TASK MATERIAL »
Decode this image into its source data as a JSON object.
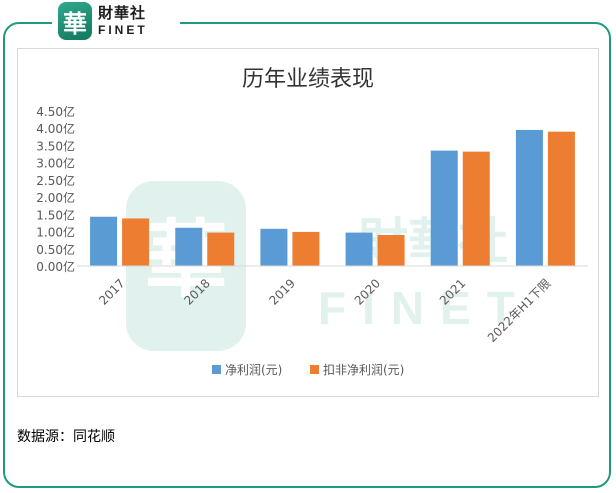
{
  "brand": {
    "seal_char": "華",
    "name_cn": "財華社",
    "name_en": "FINET",
    "accent": "#1f9a7f"
  },
  "source": "数据源：同花顺",
  "chart_data": {
    "type": "bar",
    "title": "历年业绩表现",
    "categories": [
      "2017",
      "2018",
      "2019",
      "2020",
      "2021",
      "2022年H1下限"
    ],
    "series": [
      {
        "name": "净利润(元)",
        "color": "#5b9bd5",
        "values": [
          1.43,
          1.11,
          1.08,
          0.97,
          3.35,
          3.95
        ]
      },
      {
        "name": "扣非净利润(元)",
        "color": "#ed7d31",
        "values": [
          1.38,
          0.97,
          0.99,
          0.9,
          3.32,
          3.9
        ]
      }
    ],
    "y_ticks": [
      "0.00亿",
      "0.50亿",
      "1.00亿",
      "1.50亿",
      "2.00亿",
      "2.50亿",
      "3.00亿",
      "3.50亿",
      "4.00亿",
      "4.50亿"
    ],
    "ylim": [
      0,
      4.5
    ],
    "unit": "亿",
    "grid": false,
    "legend_position": "bottom"
  }
}
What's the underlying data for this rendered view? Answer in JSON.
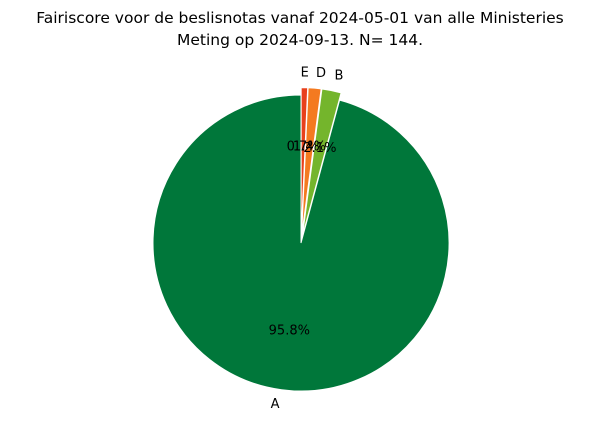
{
  "chart_data": {
    "type": "pie",
    "title_line1": "Fairiscore voor de beslisnotas vanaf 2024-05-01 van alle Ministeries",
    "title_line2": "Meting op 2024-09-13. N= 144.",
    "categories": [
      "A",
      "B",
      "D",
      "E"
    ],
    "values": [
      95.8,
      2.1,
      1.4,
      0.7
    ],
    "percent_labels": [
      "95.8%",
      "2.1%",
      "1.4%",
      "0.7%"
    ],
    "colors": [
      "#00773a",
      "#74b52c",
      "#f47a20",
      "#e8401c"
    ],
    "start_angle_deg": 90,
    "direction": "counterclockwise",
    "explode": [
      0,
      0.05,
      0.05,
      0.05
    ],
    "legend": "none"
  }
}
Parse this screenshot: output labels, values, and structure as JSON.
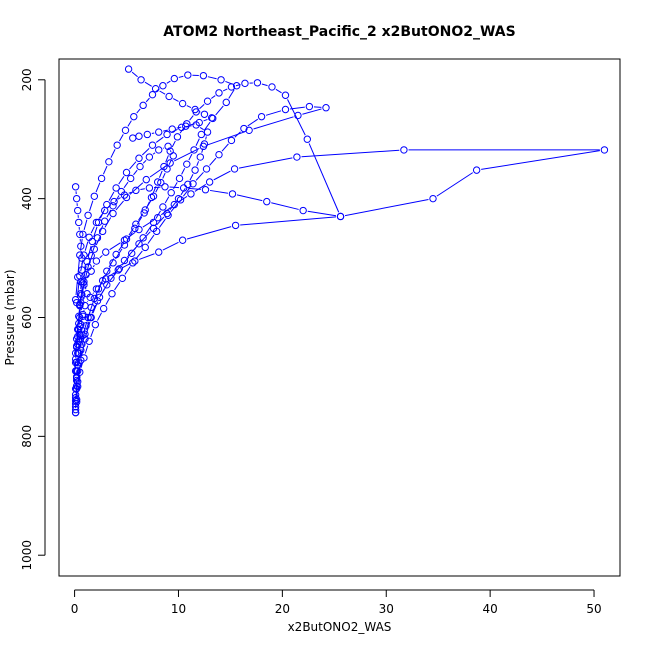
{
  "chart_data": {
    "type": "line",
    "title": "ATOM2 Northeast_Pacific_2 x2ButONO2_WAS",
    "xlabel": "x2ButONO2_WAS",
    "ylabel": "Pressure (mbar)",
    "xlim": [
      -1.5,
      52.5
    ],
    "ylim": [
      1035,
      165
    ],
    "y_reversed": true,
    "x_ticks": [
      0,
      10,
      20,
      30,
      40,
      50
    ],
    "y_ticks": [
      200,
      400,
      600,
      800,
      1000
    ],
    "grid": false,
    "legend": "none",
    "series_color": "#0000ff",
    "series": [
      {
        "x": [
          0.1,
          0.1,
          0.2,
          0.1,
          0.2,
          0.2,
          0.3,
          0.2,
          0.4,
          0.3,
          0.5,
          0.6,
          0.8,
          0.5,
          1.2,
          0.9,
          1.6,
          2.1,
          3.0,
          4.8,
          6.2,
          8.0,
          9.6,
          11.2,
          13.0,
          15.4,
          21.4,
          31.7,
          51.0,
          38.7,
          34.5,
          25.6,
          15.5,
          10.4,
          8.1,
          5.8,
          4.2,
          3.0,
          2.1,
          1.5,
          1.0,
          0.8,
          0.5,
          0.3,
          0.2,
          0.1,
          0.1
        ],
        "y": [
          760,
          750,
          742,
          730,
          715,
          700,
          690,
          675,
          660,
          645,
          628,
          612,
          595,
          578,
          560,
          540,
          522,
          505,
          490,
          470,
          452,
          432,
          410,
          392,
          372,
          350,
          330,
          318,
          318,
          352,
          400,
          430,
          445,
          470,
          490,
          505,
          520,
          535,
          552,
          566,
          580,
          598,
          615,
          632,
          648,
          670,
          690
        ]
      },
      {
        "x": [
          0.1,
          0.2,
          0.3,
          0.5,
          0.9,
          1.4,
          2.0,
          2.8,
          3.6,
          4.6,
          5.6,
          6.8,
          7.9,
          9.0,
          10.2,
          11.4,
          12.7,
          13.9,
          15.1,
          16.3,
          18.0,
          20.3,
          22.6,
          24.2,
          21.5,
          16.8,
          12.4,
          9.2,
          6.9,
          5.0,
          3.7,
          2.7,
          1.9,
          1.3,
          0.9,
          0.6,
          0.4,
          0.2
        ],
        "y": [
          755,
          738,
          716,
          692,
          668,
          640,
          612,
          585,
          560,
          534,
          508,
          482,
          455,
          428,
          402,
          375,
          350,
          326,
          302,
          282,
          262,
          250,
          245,
          247,
          260,
          285,
          312,
          340,
          368,
          398,
          425,
          455,
          485,
          515,
          545,
          575,
          610,
          650
        ]
      },
      {
        "x": [
          0.1,
          0.2,
          0.3,
          0.6,
          1.0,
          1.5,
          2.2,
          3.1,
          4.3,
          5.5,
          6.6,
          7.6,
          8.5,
          9.3,
          10.1,
          10.8,
          11.5,
          12.2,
          13.3,
          14.6,
          15.6,
          14.1,
          12.4,
          10.9,
          9.6,
          8.5,
          7.5,
          6.6,
          5.7,
          4.9,
          4.1,
          3.3,
          2.6,
          1.9,
          1.3,
          0.8,
          0.5,
          0.3,
          0.1
        ],
        "y": [
          720,
          702,
          680,
          655,
          628,
          600,
          572,
          545,
          518,
          492,
          466,
          440,
          414,
          390,
          366,
          342,
          318,
          292,
          265,
          238,
          210,
          200,
          193,
          192,
          198,
          210,
          225,
          243,
          262,
          285,
          310,
          338,
          366,
          396,
          428,
          460,
          495,
          532,
          570
        ]
      },
      {
        "x": [
          0.2,
          0.4,
          0.8,
          1.3,
          1.9,
          2.7,
          3.7,
          4.8,
          5.8,
          6.7,
          7.4,
          8.0,
          8.6,
          9.2,
          9.9,
          10.8,
          11.7,
          12.8,
          13.9,
          15.1,
          16.4,
          17.6,
          19.0,
          20.3,
          22.4,
          25.6,
          22.0,
          18.5,
          15.2,
          12.6,
          10.5,
          8.7,
          7.2,
          5.9,
          4.8,
          3.8,
          2.9,
          2.1,
          1.4,
          0.9,
          0.5,
          0.2
        ],
        "y": [
          690,
          660,
          630,
          600,
          568,
          538,
          508,
          478,
          450,
          424,
          398,
          372,
          346,
          320,
          296,
          274,
          254,
          236,
          222,
          212,
          206,
          205,
          212,
          226,
          300,
          430,
          420,
          405,
          392,
          385,
          382,
          380,
          382,
          386,
          394,
          405,
          420,
          440,
          465,
          495,
          530,
          575
        ]
      },
      {
        "x": [
          0.1,
          0.3,
          0.6,
          1.0,
          1.6,
          2.4,
          3.5,
          4.8,
          6.2,
          7.6,
          8.9,
          10.0,
          10.9,
          11.6,
          12.1,
          12.5,
          12.8,
          11.7,
          10.3,
          8.9,
          7.5,
          6.2,
          5.0,
          4.0,
          3.1,
          2.3,
          1.7,
          1.2,
          0.8,
          0.5,
          0.3,
          0.1
        ],
        "y": [
          745,
          708,
          672,
          636,
          600,
          566,
          534,
          504,
          476,
          450,
          425,
          400,
          376,
          352,
          330,
          308,
          288,
          276,
          280,
          292,
          310,
          332,
          356,
          382,
          410,
          440,
          472,
          506,
          542,
          580,
          620,
          660
        ]
      },
      {
        "x": [
          0.1,
          0.2,
          0.4,
          0.7,
          1.1,
          1.6,
          2.3,
          3.1,
          4.0,
          5.0,
          5.9,
          6.8,
          7.6,
          8.3,
          8.9,
          9.5,
          9.0,
          8.1,
          7.2,
          6.3,
          5.4,
          4.5,
          3.7,
          2.9,
          2.2,
          1.6,
          1.1,
          0.7,
          0.4,
          0.2,
          0.1
        ],
        "y": [
          735,
          706,
          676,
          645,
          614,
          583,
          552,
          522,
          494,
          468,
          443,
          419,
          396,
          373,
          350,
          328,
          312,
          318,
          330,
          346,
          366,
          388,
          412,
          438,
          466,
          496,
          528,
          562,
          598,
          636,
          676
        ]
      },
      {
        "x": [
          0.1,
          0.1,
          0.2,
          0.2,
          0.3,
          0.3,
          0.4,
          0.4,
          0.5,
          0.5,
          0.6,
          0.6,
          0.7,
          0.7,
          0.6,
          0.5,
          0.4,
          0.3,
          0.2,
          0.1
        ],
        "y": [
          760,
          740,
          720,
          700,
          680,
          660,
          640,
          620,
          600,
          580,
          560,
          540,
          520,
          500,
          480,
          460,
          440,
          420,
          400,
          380
        ]
      },
      {
        "x": [
          5.2,
          6.4,
          7.8,
          9.1,
          10.4,
          11.6,
          12.5,
          13.2,
          12.0,
          10.7,
          9.4,
          8.1,
          7.0,
          6.2,
          5.6
        ],
        "y": [
          182,
          200,
          215,
          228,
          240,
          250,
          258,
          264,
          272,
          278,
          283,
          288,
          292,
          295,
          298
        ]
      }
    ]
  }
}
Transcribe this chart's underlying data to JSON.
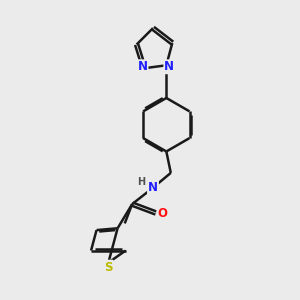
{
  "background_color": "#ebebeb",
  "bond_color": "#1a1a1a",
  "bond_width": 1.8,
  "dbo": 0.055,
  "atom_colors": {
    "N": "#2020ff",
    "O": "#ff1010",
    "S": "#bbbb00",
    "H": "#505050"
  },
  "fs": 8.5,
  "fig_width": 3.0,
  "fig_height": 3.0,
  "dpi": 100
}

THE EXERCISE » Please retype the lines from the one that contains "Transcribe this chart's" to the final line of the records, both included, exactly as written and without any pictures.

THE SOLUTION »
Transcribe this chart's underlying data to JSON.
{
  "background_color": "#ebebeb",
  "bond_color": "#1a1a1a",
  "bond_width": 1.8,
  "dbo": 0.055,
  "atom_colors": {
    "N": "#2020ff",
    "O": "#ff1010",
    "S": "#bbbb00",
    "H": "#505050"
  },
  "fs": 8.5,
  "fig_width": 3.0,
  "fig_height": 3.0,
  "dpi": 100
}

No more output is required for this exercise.